═══ Records provided

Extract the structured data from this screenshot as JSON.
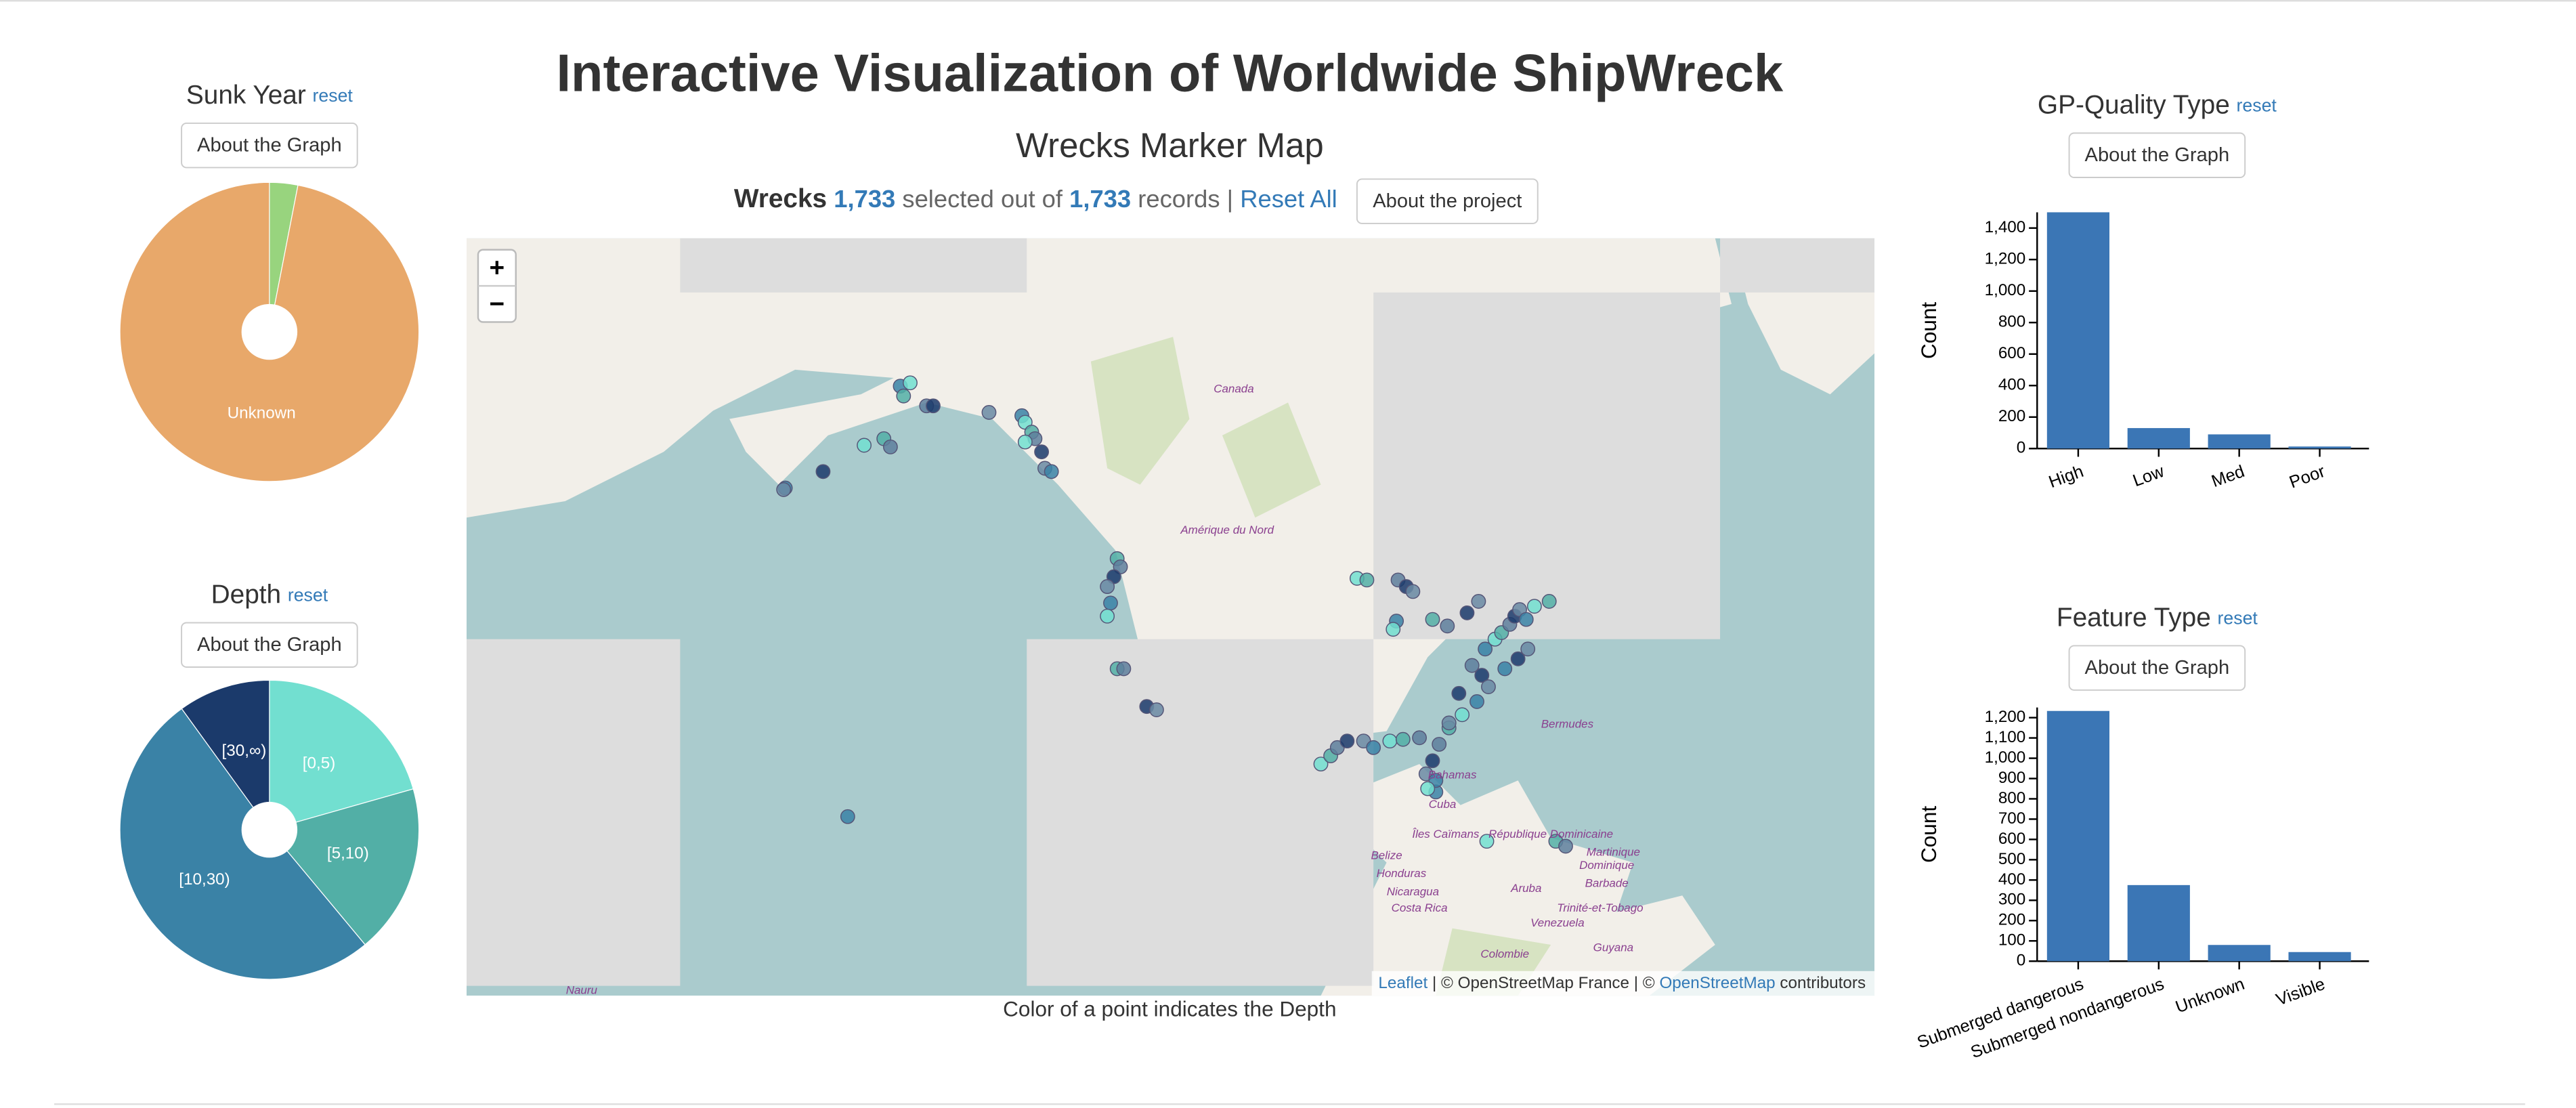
{
  "header": {
    "title": "Interactive Visualization of Worldwide ShipWreck"
  },
  "map_panel": {
    "title": "Wrecks Marker Map",
    "summary": {
      "label": "Wrecks",
      "selected": "1,733",
      "middle": "selected out of",
      "total": "1,733",
      "suffix": "records |",
      "reset": "Reset All"
    },
    "about_button": "About the project",
    "zoom_in": "+",
    "zoom_out": "−",
    "place_labels": [
      "Canada",
      "Amérique du Nord",
      "Bermudes",
      "Bahamas",
      "Cuba",
      "Îles Caïmans",
      "République Dominicaine",
      "Belize",
      "Honduras",
      "Nicaragua",
      "Costa Rica",
      "Aruba",
      "Barbade",
      "Trinité-et-Tobago",
      "Venezuela",
      "Colombie",
      "Guyana",
      "Martinique",
      "Dominique",
      "Nauru"
    ],
    "attribution": {
      "leaflet": "Leaflet",
      "middle": "| © OpenStreetMap France | ©",
      "osm": "OpenStreetMap",
      "end": "contributors"
    },
    "caption": "Color of a point indicates the Depth"
  },
  "sunk_year": {
    "type": "pie",
    "title": "Sunk Year",
    "reset": "reset",
    "button": "About the Graph",
    "categories": [
      null,
      "Unknown"
    ],
    "values": [
      53,
      1680
    ],
    "colors": [
      "#98d47e",
      "#e8a86a"
    ]
  },
  "depth": {
    "type": "pie",
    "title": "Depth",
    "reset": "reset",
    "button": "About the Graph",
    "categories": [
      "[0,5)",
      "[5,10)",
      "[10,30)",
      "[30,∞)"
    ],
    "values": [
      357,
      318,
      885,
      173
    ],
    "colors": [
      "#72dfd0",
      "#52afa6",
      "#3a82a6",
      "#1b3a6b"
    ]
  },
  "gp_quality": {
    "type": "bar",
    "title": "GP-Quality Type",
    "reset": "reset",
    "button": "About the Graph",
    "y_label": "Count",
    "categories": [
      "High",
      "Low",
      "Med",
      "Poor"
    ],
    "values": [
      1500,
      130,
      90,
      13
    ],
    "color": "#3b76b5",
    "ylim": [
      0,
      1500
    ],
    "yticks": [
      0,
      200,
      400,
      600,
      800,
      {
        "value": 1000,
        "label": "1,000"
      },
      {
        "value": 1200,
        "label": "1,200"
      },
      {
        "value": 1400,
        "label": "1,400"
      }
    ]
  },
  "feature_type": {
    "type": "bar",
    "title": "Feature Type",
    "reset": "reset",
    "button": "About the Graph",
    "y_label": "Count",
    "categories": [
      "Submerged dangerous",
      "Submerged nondangerous",
      "Unknown",
      "Visible"
    ],
    "values": [
      1233,
      375,
      80,
      45
    ],
    "color": "#3b76b5",
    "ylim": [
      0,
      1250
    ],
    "yticks": [
      0,
      100,
      200,
      300,
      400,
      500,
      600,
      700,
      800,
      900,
      {
        "value": 1000,
        "label": "1,000"
      },
      {
        "value": 1100,
        "label": "1,100"
      },
      {
        "value": 1200,
        "label": "1,200"
      }
    ]
  }
}
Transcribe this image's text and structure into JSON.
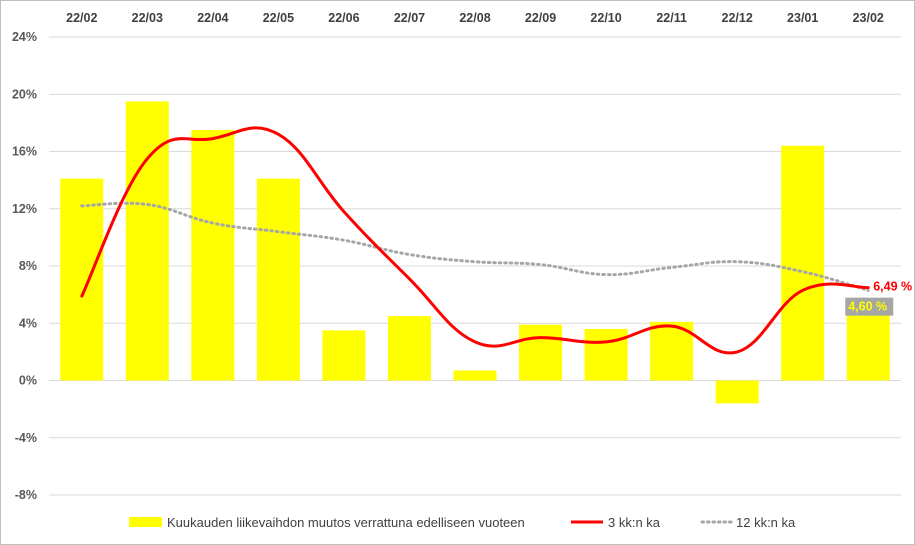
{
  "chart_data": {
    "type": "bar",
    "categories": [
      "22/02",
      "22/03",
      "22/04",
      "22/05",
      "22/06",
      "22/07",
      "22/08",
      "22/09",
      "22/10",
      "22/11",
      "22/12",
      "23/01",
      "23/02"
    ],
    "yticks": [
      "24%",
      "20%",
      "16%",
      "12%",
      "8%",
      "4%",
      "0%",
      "-4%",
      "-8%"
    ],
    "ylim": [
      -8,
      24
    ],
    "grid": true,
    "legend_position": "bottom",
    "series": [
      {
        "name": "Kuukauden liikevaihdon muutos verrattuna edelliseen vuoteen",
        "kind": "bar",
        "color": "#ffff00",
        "values": [
          14.1,
          19.5,
          17.5,
          14.1,
          3.5,
          4.5,
          0.7,
          3.9,
          3.6,
          4.1,
          -1.6,
          16.4,
          4.6
        ]
      },
      {
        "name": "3 kk:n ka",
        "kind": "line",
        "color": "#ff0000",
        "values": [
          5.9,
          15.5,
          16.9,
          17.2,
          11.8,
          7.1,
          2.7,
          3.0,
          2.7,
          3.8,
          2.0,
          6.3,
          6.49
        ]
      },
      {
        "name": "12 kk:n ka",
        "kind": "line-dotted",
        "color": "#a6a6a6",
        "values": [
          12.2,
          12.3,
          11.0,
          10.4,
          9.8,
          8.8,
          8.3,
          8.1,
          7.4,
          7.9,
          8.3,
          7.6,
          6.3
        ]
      }
    ],
    "data_labels": {
      "line_last": "6,49 %",
      "bar_last": "4,60 %"
    }
  }
}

══════

Required work: Within the material above, find the lines that contain the word "this"; copy them.

Answer for the task:
Extract the structured data from this screenshot as JSON.
Transcribe this image's text and structure into JSON.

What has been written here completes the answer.